> _GEGEBENES MATERIAL_:
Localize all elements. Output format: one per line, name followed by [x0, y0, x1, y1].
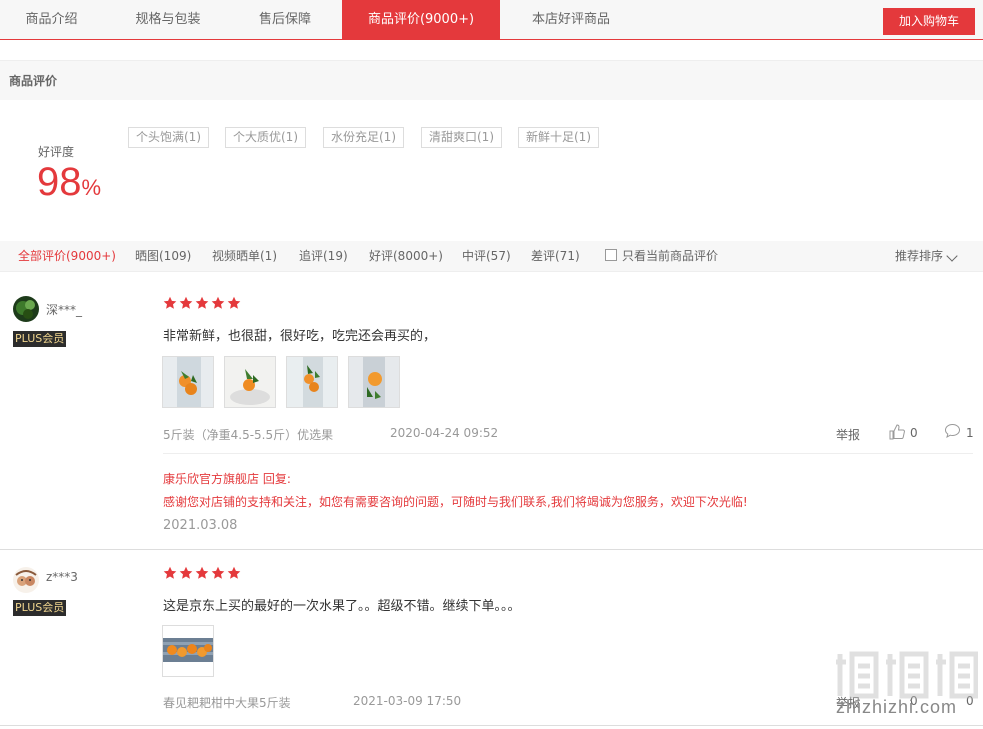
- review-text: 非常新鲜，也很甜，很好吃，吃完还会再买的，: [163, 329, 437, 344]
- add-to-cart-button[interactable]: 加入购物车: [883, 8, 975, 35]
- only-current-label[interactable]: 只看当前商品评价: [622, 241, 718, 272]
- filter-positive[interactable]: 好评(8000+): [369, 241, 443, 272]
- review-item: 深***_ PLUS会员 非常新鲜，也很甜，很好吃，吃完还会再买的， 5斤装（净…: [0, 272, 983, 550]
- star-icon: [163, 296, 177, 309]
- product-tab-bar: 商品介绍 规格与包装 售后保障 商品评价(9000+) 本店好评商品 加入购物车: [0, 0, 983, 40]
- review-photo-thumb[interactable]: [162, 625, 214, 677]
- only-current-checkbox[interactable]: [605, 249, 617, 261]
- tab-store-top-rated[interactable]: 本店好评商品: [510, 0, 632, 39]
- star-icon: [163, 566, 177, 579]
- filter-follow-up[interactable]: 追评(19): [299, 241, 348, 272]
- review-photo-thumb[interactable]: [348, 356, 400, 408]
- star-icon: [179, 566, 193, 579]
- filter-neutral[interactable]: 中评(57): [462, 241, 511, 272]
- review-filter-bar: 全部评价(9000+) 晒图(109) 视频晒单(1) 追评(19) 好评(80…: [0, 241, 983, 272]
- shop-reply-date: 2021.03.08: [163, 518, 238, 533]
- divider: [163, 453, 973, 454]
- rating-unit: %: [81, 175, 102, 200]
- product-spec: 5斤装（净重4.5-5.5斤）优选果: [163, 428, 334, 442]
- watermark-text: zhizhizhi.com: [836, 697, 958, 717]
- review-tag[interactable]: 清甜爽口(1): [421, 127, 502, 148]
- report-link[interactable]: 举报: [836, 426, 860, 443]
- review-photo-thumb[interactable]: [286, 356, 338, 408]
- star-icon: [179, 296, 193, 309]
- product-spec: 春见耙耙柑中大果5斤装: [163, 696, 291, 710]
- rating-label: 好评度: [38, 145, 75, 159]
- plus-badge: PLUS会员: [13, 600, 67, 616]
- username: z***3: [46, 570, 78, 584]
- plus-badge: PLUS会员: [13, 331, 67, 347]
- filter-video[interactable]: 视频晒单(1): [212, 241, 277, 272]
- avatar[interactable]: [13, 567, 39, 593]
- filter-with-images[interactable]: 晒图(109): [135, 241, 191, 272]
- rating-value: 98: [37, 160, 82, 204]
- comment-icon[interactable]: [944, 423, 961, 439]
- review-date: 2020-04-24 09:52: [390, 426, 499, 440]
- tab-product-intro[interactable]: 商品介绍: [0, 0, 103, 39]
- thumbs-up-icon[interactable]: [888, 423, 905, 440]
- review-text: 这是京东上买的最好的一次水果了。。超级不错。继续下单。。。: [163, 599, 521, 614]
- review-tag[interactable]: 水份充足(1): [323, 127, 404, 148]
- review-tag[interactable]: 新鲜十足(1): [518, 127, 599, 148]
- star-icon: [211, 566, 225, 579]
- filter-all[interactable]: 全部评价(9000+): [18, 241, 116, 272]
- star-icon: [195, 566, 209, 579]
- review-date: 2021-03-09 17:50: [353, 694, 462, 708]
- username: 深***_: [46, 303, 83, 317]
- shop-reply-title: 康乐欣官方旗舰店 回复:: [163, 472, 291, 486]
- star-icon: [227, 296, 241, 309]
- comment-count: 1: [966, 426, 974, 440]
- section-title: 商品评价: [0, 60, 983, 100]
- review-tag[interactable]: 个大质优(1): [225, 127, 306, 148]
- star-icon: [211, 296, 225, 309]
- tab-after-sales[interactable]: 售后保障: [233, 0, 337, 39]
- star-icon: [227, 566, 241, 579]
- tab-reviews[interactable]: 商品评价(9000+): [342, 0, 500, 39]
- avatar[interactable]: [13, 296, 39, 322]
- review-photo-thumb[interactable]: [162, 356, 214, 408]
- sort-dropdown[interactable]: 推荐排序: [895, 241, 943, 272]
- rating-value-block: 98%: [37, 160, 101, 205]
- filter-negative[interactable]: 差评(71): [531, 241, 580, 272]
- tab-spec-packaging[interactable]: 规格与包装: [112, 0, 224, 39]
- star-icon: [195, 296, 209, 309]
- review-tag[interactable]: 个头饱满(1): [128, 127, 209, 148]
- chevron-down-icon[interactable]: [946, 250, 958, 262]
- shop-reply-text: 感谢您对店铺的支持和关注，如您有需要咨询的问题，可随时与我们联系,我们将竭诚为您…: [163, 495, 748, 509]
- review-photo-thumb[interactable]: [224, 356, 276, 408]
- like-count: 0: [910, 426, 918, 440]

> _AUFGABE_: Gib das gesamte Material noch einmal wieder und tausche dabei jedes „star-icon“ gegen „rating-star“; alles andere bleibt unverändert. Lass die Bilder in der Antwort weg.

> _ANTWORT_:
Localize all elements. Output format: one per line, name followed by [x0, y0, x1, y1].
- review-text: 非常新鲜，也很甜，很好吃，吃完还会再买的，: [163, 329, 437, 344]
- add-to-cart-button[interactable]: 加入购物车: [883, 8, 975, 35]
- only-current-label[interactable]: 只看当前商品评价: [622, 241, 718, 272]
- filter-positive[interactable]: 好评(8000+): [369, 241, 443, 272]
- review-item: 深***_ PLUS会员 非常新鲜，也很甜，很好吃，吃完还会再买的， 5斤装（净…: [0, 272, 983, 550]
- rating-star: [163, 296, 177, 309]
- product-tab-bar: 商品介绍 规格与包装 售后保障 商品评价(9000+) 本店好评商品 加入购物车: [0, 0, 983, 40]
- review-photo-thumb[interactable]: [162, 625, 214, 677]
- only-current-checkbox[interactable]: [605, 249, 617, 261]
- tab-store-top-rated[interactable]: 本店好评商品: [510, 0, 632, 39]
- rating-star: [163, 566, 177, 579]
- filter-follow-up[interactable]: 追评(19): [299, 241, 348, 272]
- review-photo-thumb[interactable]: [348, 356, 400, 408]
- rating-star: [179, 566, 193, 579]
- filter-neutral[interactable]: 中评(57): [462, 241, 511, 272]
- review-filter-bar: 全部评价(9000+) 晒图(109) 视频晒单(1) 追评(19) 好评(80…: [0, 241, 983, 272]
- shop-reply-date: 2021.03.08: [163, 518, 238, 533]
- divider: [163, 453, 973, 454]
- rating-unit: %: [81, 175, 102, 200]
- product-spec: 5斤装（净重4.5-5.5斤）优选果: [163, 428, 334, 442]
- watermark-text: zhizhizhi.com: [836, 697, 958, 717]
- review-tag[interactable]: 清甜爽口(1): [421, 127, 502, 148]
- report-link[interactable]: 举报: [836, 426, 860, 443]
- review-photo-thumb[interactable]: [286, 356, 338, 408]
- rating-star: [179, 296, 193, 309]
- product-spec: 春见耙耙柑中大果5斤装: [163, 696, 291, 710]
- rating-label: 好评度: [38, 145, 75, 159]
- plus-badge: PLUS会员: [13, 600, 67, 616]
- username: z***3: [46, 570, 78, 584]
- plus-badge: PLUS会员: [13, 331, 67, 347]
- filter-video[interactable]: 视频晒单(1): [212, 241, 277, 272]
- avatar[interactable]: [13, 567, 39, 593]
- filter-with-images[interactable]: 晒图(109): [135, 241, 191, 272]
- rating-value: 98: [37, 160, 82, 204]
- comment-icon[interactable]: [944, 423, 961, 439]
- review-date: 2020-04-24 09:52: [390, 426, 499, 440]
- tab-product-intro[interactable]: 商品介绍: [0, 0, 103, 39]
- thumbs-up-icon[interactable]: [888, 423, 905, 440]
- review-text: 这是京东上买的最好的一次水果了。。超级不错。继续下单。。。: [163, 599, 521, 614]
- review-tag[interactable]: 水份充足(1): [323, 127, 404, 148]
- review-tag[interactable]: 新鲜十足(1): [518, 127, 599, 148]
- rating-star: [211, 566, 225, 579]
- filter-all[interactable]: 全部评价(9000+): [18, 241, 116, 272]
- rating-star: [195, 566, 209, 579]
- review-date: 2021-03-09 17:50: [353, 694, 462, 708]
- username: 深***_: [46, 303, 83, 317]
- shop-reply-title: 康乐欣官方旗舰店 回复:: [163, 472, 291, 486]
- rating-star: [227, 296, 241, 309]
- comment-count: 1: [966, 426, 974, 440]
- section-title: 商品评价: [0, 60, 983, 100]
- review-tag[interactable]: 个大质优(1): [225, 127, 306, 148]
- rating-star: [211, 296, 225, 309]
- tab-after-sales[interactable]: 售后保障: [233, 0, 337, 39]
- rating-star: [227, 566, 241, 579]
- tab-reviews[interactable]: 商品评价(9000+): [342, 0, 500, 39]
- avatar[interactable]: [13, 296, 39, 322]
- review-photo-thumb[interactable]: [162, 356, 214, 408]
- sort-dropdown[interactable]: 推荐排序: [895, 241, 943, 272]
- rating-value-block: 98%: [37, 160, 101, 205]
- filter-negative[interactable]: 差评(71): [531, 241, 580, 272]
- tab-spec-packaging[interactable]: 规格与包装: [112, 0, 224, 39]
- rating-star: [195, 296, 209, 309]
- review-tag[interactable]: 个头饱满(1): [128, 127, 209, 148]
- chevron-down-icon[interactable]: [946, 250, 958, 262]
- shop-reply-text: 感谢您对店铺的支持和关注，如您有需要咨询的问题，可随时与我们联系,我们将竭诚为您…: [163, 495, 748, 509]
- review-photo-thumb[interactable]: [224, 356, 276, 408]
- like-count: 0: [910, 426, 918, 440]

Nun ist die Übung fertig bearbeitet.